Maître Funakoshi Le Dojo-kun
Le Bushido Le Code de Conduite Terminologie

Le Bushido

Bushido signifie littéralement « militaire-chevalier-voies » et pourrait donc se traduire par « les préceptes de la chevalerie de la classe guerrière ». Son apparition serait liée à celle de la féodalité japonaise et des premiers Shoguns à l'époque de Minamoto no Yoritomo (1147-1199) au XIIe siècle. Le Bushido est le code des principes moraux que les chevaliers étaient tenus d'observer.

Le premier Bushido, nommé « voie de l'Arc et du Cheval », fut le premier code non écrit du Bushi. Il débute vers le XIIe siècle et se termine vers le XVIIe. Etabli par une minorité de guerriers habitués à une vie austère et perpétuellement menacée, on y retrouve déjà exaltées des notions telles que la vénération des ancêtres, l'obéissance au souverain, la probité, la résignation face à l'inévitable, le mépris de la mort. En fait, il est plus exacte de parler de voie que de code, car la voie engage la totalité de l'être. Les Bushi formeront bientôt une classe privilégiée et puissante qui gagnera ses titres et sa gloire lors des impitoyables et incessantes guerres intérieures. C'est grâce à cette élite qu’au XIIIe siècle, le Japon se libéra de la menace des Mongoles guidés par Kubilai Khan, petit-fils de Gengis Khan.

*DONNÉES FOURNIES*:
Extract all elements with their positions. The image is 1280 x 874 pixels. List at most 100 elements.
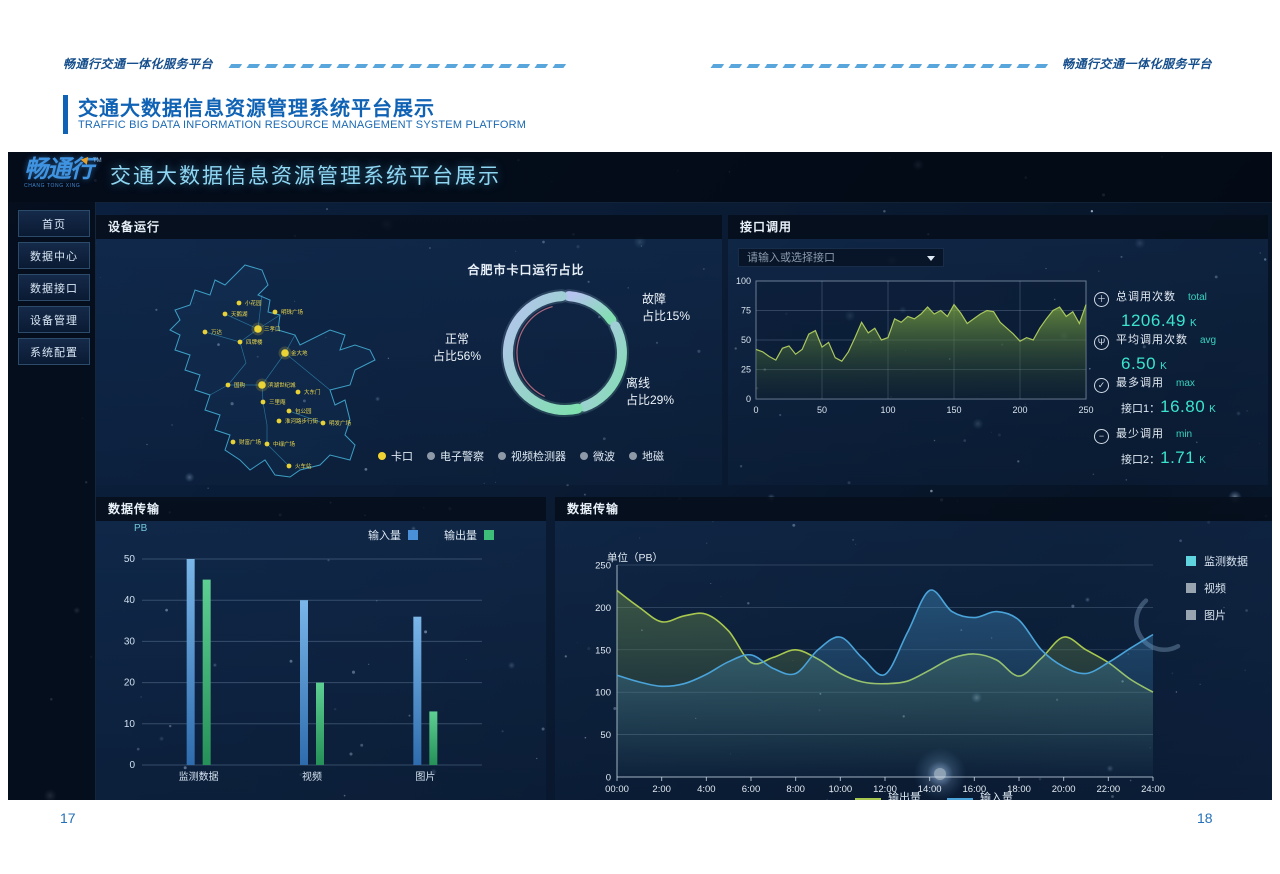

*À FAIRE*:
[A] Répondez à ces questions à l'aide du texte sur le Bushido :
(i) Que signifie littéralement le mot Bushido ?
(ii) Quel nom portait le premier Bushido ?
(iii) Qui guidait les Mongols qui menaçaient le Japon au XIIIe siècle ?
[B] D'après le texte sur le Bushido, ces phrases sont-elles justes ? Répondez par oui ou non, en citant les mots du texte qui le prouvent.
(i) Le premier Bushido était un code écrit.
(ii) Le premier Bushido prend fin vers le XVIIe siècle.
(iii) Les Bushi devinrent une classe pauvre et sans pouvoir.
[C] Recopiez le passage du texte sur le Bushido qui va de « Bushido signifie littéralement » jusqu'à « étaient tenus d'observer. » inclus.

*RÉPONSES*:
[A]
(i) « militaire-chevalier-voies »
(ii) « voie de l'Arc et du Cheval »
(iii) Kubilai Khan, petit-fils de Gengis Khan

[B]
(i) Non : « fut le premier code non écrit du Bushi »
(ii) Oui : « se termine vers le XVIIe »
(iii) Non : « une classe privilégiée et puissante »

[C]
Bushido signifie littéralement « militaire-chevalier-voies » et pourrait donc se traduire par « les préceptes de la chevalerie de la classe guerrière ». Son apparition serait liée à celle de la féodalité japonaise et des premiers Shoguns à l'époque de Minamoto no Yoritomo (1147-1199) au XIIe siècle. Le Bushido est le code des principes moraux que les chevaliers étaient tenus d'observer.